* Task to complete
Copy each record exactly as it reads, leaving out any pictures it holds.
------ Input records
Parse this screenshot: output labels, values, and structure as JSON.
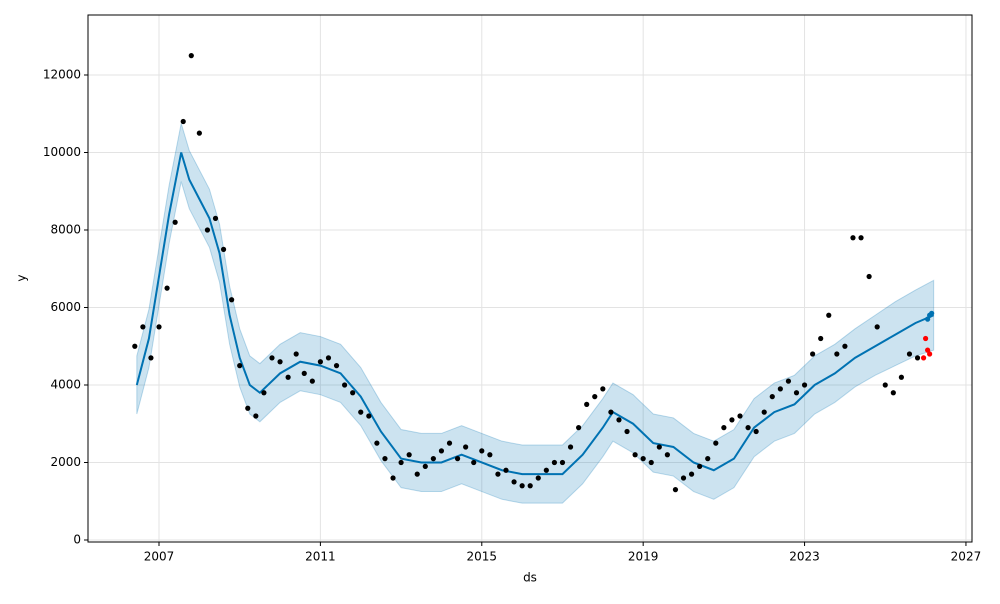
{
  "chart_data": {
    "type": "forecast",
    "x_label": "ds",
    "y_label": "y",
    "xlim": [
      2005.24,
      2027.15
    ],
    "ylim": [
      -52,
      13548
    ],
    "xticks": [
      2007,
      2011,
      2015,
      2019,
      2023,
      2027
    ],
    "yticks": [
      0,
      2000,
      4000,
      6000,
      8000,
      10000,
      12000
    ],
    "grid": true,
    "series": [
      {
        "kind": "band",
        "color": "#0072B2",
        "x": [
          2006.45,
          2006.75,
          2007.0,
          2007.25,
          2007.55,
          2007.75,
          2008.0,
          2008.25,
          2008.5,
          2008.75,
          2009.0,
          2009.25,
          2009.5,
          2010.0,
          2010.5,
          2011.0,
          2011.5,
          2012.0,
          2012.5,
          2013.0,
          2013.5,
          2014.0,
          2014.5,
          2015.0,
          2015.5,
          2016.0,
          2016.5,
          2017.0,
          2017.5,
          2018.0,
          2018.25,
          2018.75,
          2019.25,
          2019.75,
          2020.25,
          2020.75,
          2021.25,
          2021.75,
          2022.25,
          2022.75,
          2023.25,
          2023.75,
          2024.25,
          2024.75,
          2025.25,
          2025.75,
          2026.2
        ],
        "lower": [
          3250,
          4450,
          6050,
          7650,
          9250,
          8550,
          8050,
          7550,
          6650,
          5050,
          3950,
          3250,
          3050,
          3550,
          3850,
          3750,
          3550,
          2950,
          2050,
          1350,
          1250,
          1250,
          1450,
          1250,
          1050,
          950,
          950,
          950,
          1450,
          2150,
          2550,
          2250,
          1750,
          1650,
          1250,
          1050,
          1350,
          2150,
          2550,
          2750,
          3250,
          3550,
          3950,
          4250,
          4500,
          4750,
          4900
        ],
        "upper": [
          4750,
          5950,
          7550,
          9150,
          10750,
          10050,
          9550,
          9050,
          8150,
          6550,
          5450,
          4750,
          4550,
          5050,
          5350,
          5250,
          5050,
          4450,
          3550,
          2850,
          2750,
          2750,
          2950,
          2750,
          2550,
          2450,
          2450,
          2450,
          2950,
          3650,
          4050,
          3750,
          3250,
          3150,
          2750,
          2550,
          2850,
          3650,
          4050,
          4250,
          4750,
          5050,
          5450,
          5800,
          6150,
          6450,
          6700
        ]
      },
      {
        "kind": "line",
        "color": "#0072B2",
        "x": [
          2006.45,
          2006.75,
          2007.0,
          2007.25,
          2007.55,
          2007.75,
          2008.0,
          2008.25,
          2008.5,
          2008.75,
          2009.0,
          2009.25,
          2009.5,
          2010.0,
          2010.5,
          2011.0,
          2011.5,
          2012.0,
          2012.5,
          2013.0,
          2013.5,
          2014.0,
          2014.5,
          2015.0,
          2015.5,
          2016.0,
          2016.5,
          2017.0,
          2017.5,
          2018.0,
          2018.25,
          2018.75,
          2019.25,
          2019.75,
          2020.25,
          2020.75,
          2021.25,
          2021.75,
          2022.25,
          2022.75,
          2023.25,
          2023.75,
          2024.25,
          2024.75,
          2025.25,
          2025.75,
          2026.2
        ],
        "values": [
          4000,
          5200,
          6800,
          8400,
          10000,
          9300,
          8800,
          8300,
          7400,
          5800,
          4700,
          4000,
          3800,
          4300,
          4600,
          4500,
          4300,
          3700,
          2800,
          2100,
          2000,
          2000,
          2200,
          2000,
          1800,
          1700,
          1700,
          1700,
          2200,
          2900,
          3300,
          3000,
          2500,
          2400,
          2000,
          1800,
          2100,
          2900,
          3300,
          3500,
          4000,
          4300,
          4700,
          5000,
          5300,
          5600,
          5800
        ]
      },
      {
        "kind": "scatter",
        "color": "#000000",
        "x": [
          2006.4,
          2006.6,
          2006.8,
          2007.0,
          2007.2,
          2007.4,
          2007.6,
          2007.8,
          2008.0,
          2008.2,
          2008.4,
          2008.6,
          2008.8,
          2009.0,
          2009.2,
          2009.4,
          2009.6,
          2009.8,
          2010.0,
          2010.2,
          2010.4,
          2010.6,
          2010.8,
          2011.0,
          2011.2,
          2011.4,
          2011.6,
          2011.8,
          2012.0,
          2012.2,
          2012.4,
          2012.6,
          2012.8,
          2013.0,
          2013.2,
          2013.4,
          2013.6,
          2013.8,
          2014.0,
          2014.2,
          2014.4,
          2014.6,
          2014.8,
          2015.0,
          2015.2,
          2015.4,
          2015.6,
          2015.8,
          2016.0,
          2016.2,
          2016.4,
          2016.6,
          2016.8,
          2017.0,
          2017.2,
          2017.4,
          2017.6,
          2017.8,
          2018.0,
          2018.2,
          2018.4,
          2018.6,
          2018.8,
          2019.0,
          2019.2,
          2019.4,
          2019.6,
          2019.8,
          2020.0,
          2020.2,
          2020.4,
          2020.6,
          2020.8,
          2021.0,
          2021.2,
          2021.4,
          2021.6,
          2021.8,
          2022.0,
          2022.2,
          2022.4,
          2022.6,
          2022.8,
          2023.0,
          2023.2,
          2023.4,
          2023.6,
          2023.8,
          2024.0,
          2024.2,
          2024.4,
          2024.6,
          2024.8,
          2025.0,
          2025.2,
          2025.4,
          2025.6,
          2025.8
        ],
        "values": [
          5000,
          5500,
          4700,
          5500,
          6500,
          8200,
          10800,
          12500,
          10500,
          8000,
          8300,
          7500,
          6200,
          4500,
          3400,
          3200,
          3800,
          4700,
          4600,
          4200,
          4800,
          4300,
          4100,
          4600,
          4700,
          4500,
          4000,
          3800,
          3300,
          3200,
          2500,
          2100,
          1600,
          2000,
          2200,
          1700,
          1900,
          2100,
          2300,
          2500,
          2100,
          2400,
          2000,
          2300,
          2200,
          1700,
          1800,
          1500,
          1400,
          1400,
          1600,
          1800,
          2000,
          2000,
          2400,
          2900,
          3500,
          3700,
          3900,
          3300,
          3100,
          2800,
          2200,
          2100,
          2000,
          2400,
          2200,
          1300,
          1600,
          1700,
          1900,
          2100,
          2500,
          2900,
          3100,
          3200,
          2900,
          2800,
          3300,
          3700,
          3900,
          4100,
          3800,
          4000,
          4800,
          5200,
          5800,
          4800,
          5000,
          7800,
          7800,
          6800,
          5500,
          4000,
          3800,
          4200,
          4800,
          4700
        ]
      },
      {
        "kind": "scatter",
        "color": "#ff0000",
        "x": [
          2025.95,
          2026.0,
          2026.05,
          2026.1
        ],
        "values": [
          4700,
          5200,
          4900,
          4800
        ]
      },
      {
        "kind": "scatter",
        "color": "#0072B2",
        "x": [
          2026.05,
          2026.1,
          2026.15
        ],
        "values": [
          5700,
          5800,
          5850
        ]
      }
    ]
  }
}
------------
* Result of the exercise
Parse this screenshot: output labels, values, and structure as JSON.
{
  "chart_data": {
    "type": "forecast",
    "x_label": "ds",
    "y_label": "y",
    "xlim": [
      2005.24,
      2027.15
    ],
    "ylim": [
      -52,
      13548
    ],
    "xticks": [
      2007,
      2011,
      2015,
      2019,
      2023,
      2027
    ],
    "yticks": [
      0,
      2000,
      4000,
      6000,
      8000,
      10000,
      12000
    ],
    "grid": true,
    "series": [
      {
        "kind": "band",
        "color": "#0072B2",
        "x": [
          2006.45,
          2006.75,
          2007.0,
          2007.25,
          2007.55,
          2007.75,
          2008.0,
          2008.25,
          2008.5,
          2008.75,
          2009.0,
          2009.25,
          2009.5,
          2010.0,
          2010.5,
          2011.0,
          2011.5,
          2012.0,
          2012.5,
          2013.0,
          2013.5,
          2014.0,
          2014.5,
          2015.0,
          2015.5,
          2016.0,
          2016.5,
          2017.0,
          2017.5,
          2018.0,
          2018.25,
          2018.75,
          2019.25,
          2019.75,
          2020.25,
          2020.75,
          2021.25,
          2021.75,
          2022.25,
          2022.75,
          2023.25,
          2023.75,
          2024.25,
          2024.75,
          2025.25,
          2025.75,
          2026.2
        ],
        "lower": [
          3250,
          4450,
          6050,
          7650,
          9250,
          8550,
          8050,
          7550,
          6650,
          5050,
          3950,
          3250,
          3050,
          3550,
          3850,
          3750,
          3550,
          2950,
          2050,
          1350,
          1250,
          1250,
          1450,
          1250,
          1050,
          950,
          950,
          950,
          1450,
          2150,
          2550,
          2250,
          1750,
          1650,
          1250,
          1050,
          1350,
          2150,
          2550,
          2750,
          3250,
          3550,
          3950,
          4250,
          4500,
          4750,
          4900
        ],
        "upper": [
          4750,
          5950,
          7550,
          9150,
          10750,
          10050,
          9550,
          9050,
          8150,
          6550,
          5450,
          4750,
          4550,
          5050,
          5350,
          5250,
          5050,
          4450,
          3550,
          2850,
          2750,
          2750,
          2950,
          2750,
          2550,
          2450,
          2450,
          2450,
          2950,
          3650,
          4050,
          3750,
          3250,
          3150,
          2750,
          2550,
          2850,
          3650,
          4050,
          4250,
          4750,
          5050,
          5450,
          5800,
          6150,
          6450,
          6700
        ]
      },
      {
        "kind": "line",
        "color": "#0072B2",
        "x": [
          2006.45,
          2006.75,
          2007.0,
          2007.25,
          2007.55,
          2007.75,
          2008.0,
          2008.25,
          2008.5,
          2008.75,
          2009.0,
          2009.25,
          2009.5,
          2010.0,
          2010.5,
          2011.0,
          2011.5,
          2012.0,
          2012.5,
          2013.0,
          2013.5,
          2014.0,
          2014.5,
          2015.0,
          2015.5,
          2016.0,
          2016.5,
          2017.0,
          2017.5,
          2018.0,
          2018.25,
          2018.75,
          2019.25,
          2019.75,
          2020.25,
          2020.75,
          2021.25,
          2021.75,
          2022.25,
          2022.75,
          2023.25,
          2023.75,
          2024.25,
          2024.75,
          2025.25,
          2025.75,
          2026.2
        ],
        "values": [
          4000,
          5200,
          6800,
          8400,
          10000,
          9300,
          8800,
          8300,
          7400,
          5800,
          4700,
          4000,
          3800,
          4300,
          4600,
          4500,
          4300,
          3700,
          2800,
          2100,
          2000,
          2000,
          2200,
          2000,
          1800,
          1700,
          1700,
          1700,
          2200,
          2900,
          3300,
          3000,
          2500,
          2400,
          2000,
          1800,
          2100,
          2900,
          3300,
          3500,
          4000,
          4300,
          4700,
          5000,
          5300,
          5600,
          5800
        ]
      },
      {
        "kind": "scatter",
        "color": "#000000",
        "x": [
          2006.4,
          2006.6,
          2006.8,
          2007.0,
          2007.2,
          2007.4,
          2007.6,
          2007.8,
          2008.0,
          2008.2,
          2008.4,
          2008.6,
          2008.8,
          2009.0,
          2009.2,
          2009.4,
          2009.6,
          2009.8,
          2010.0,
          2010.2,
          2010.4,
          2010.6,
          2010.8,
          2011.0,
          2011.2,
          2011.4,
          2011.6,
          2011.8,
          2012.0,
          2012.2,
          2012.4,
          2012.6,
          2012.8,
          2013.0,
          2013.2,
          2013.4,
          2013.6,
          2013.8,
          2014.0,
          2014.2,
          2014.4,
          2014.6,
          2014.8,
          2015.0,
          2015.2,
          2015.4,
          2015.6,
          2015.8,
          2016.0,
          2016.2,
          2016.4,
          2016.6,
          2016.8,
          2017.0,
          2017.2,
          2017.4,
          2017.6,
          2017.8,
          2018.0,
          2018.2,
          2018.4,
          2018.6,
          2018.8,
          2019.0,
          2019.2,
          2019.4,
          2019.6,
          2019.8,
          2020.0,
          2020.2,
          2020.4,
          2020.6,
          2020.8,
          2021.0,
          2021.2,
          2021.4,
          2021.6,
          2021.8,
          2022.0,
          2022.2,
          2022.4,
          2022.6,
          2022.8,
          2023.0,
          2023.2,
          2023.4,
          2023.6,
          2023.8,
          2024.0,
          2024.2,
          2024.4,
          2024.6,
          2024.8,
          2025.0,
          2025.2,
          2025.4,
          2025.6,
          2025.8
        ],
        "values": [
          5000,
          5500,
          4700,
          5500,
          6500,
          8200,
          10800,
          12500,
          10500,
          8000,
          8300,
          7500,
          6200,
          4500,
          3400,
          3200,
          3800,
          4700,
          4600,
          4200,
          4800,
          4300,
          4100,
          4600,
          4700,
          4500,
          4000,
          3800,
          3300,
          3200,
          2500,
          2100,
          1600,
          2000,
          2200,
          1700,
          1900,
          2100,
          2300,
          2500,
          2100,
          2400,
          2000,
          2300,
          2200,
          1700,
          1800,
          1500,
          1400,
          1400,
          1600,
          1800,
          2000,
          2000,
          2400,
          2900,
          3500,
          3700,
          3900,
          3300,
          3100,
          2800,
          2200,
          2100,
          2000,
          2400,
          2200,
          1300,
          1600,
          1700,
          1900,
          2100,
          2500,
          2900,
          3100,
          3200,
          2900,
          2800,
          3300,
          3700,
          3900,
          4100,
          3800,
          4000,
          4800,
          5200,
          5800,
          4800,
          5000,
          7800,
          7800,
          6800,
          5500,
          4000,
          3800,
          4200,
          4800,
          4700
        ]
      },
      {
        "kind": "scatter",
        "color": "#ff0000",
        "x": [
          2025.95,
          2026.0,
          2026.05,
          2026.1
        ],
        "values": [
          4700,
          5200,
          4900,
          4800
        ]
      },
      {
        "kind": "scatter",
        "color": "#0072B2",
        "x": [
          2026.05,
          2026.1,
          2026.15
        ],
        "values": [
          5700,
          5800,
          5850
        ]
      }
    ]
  }
}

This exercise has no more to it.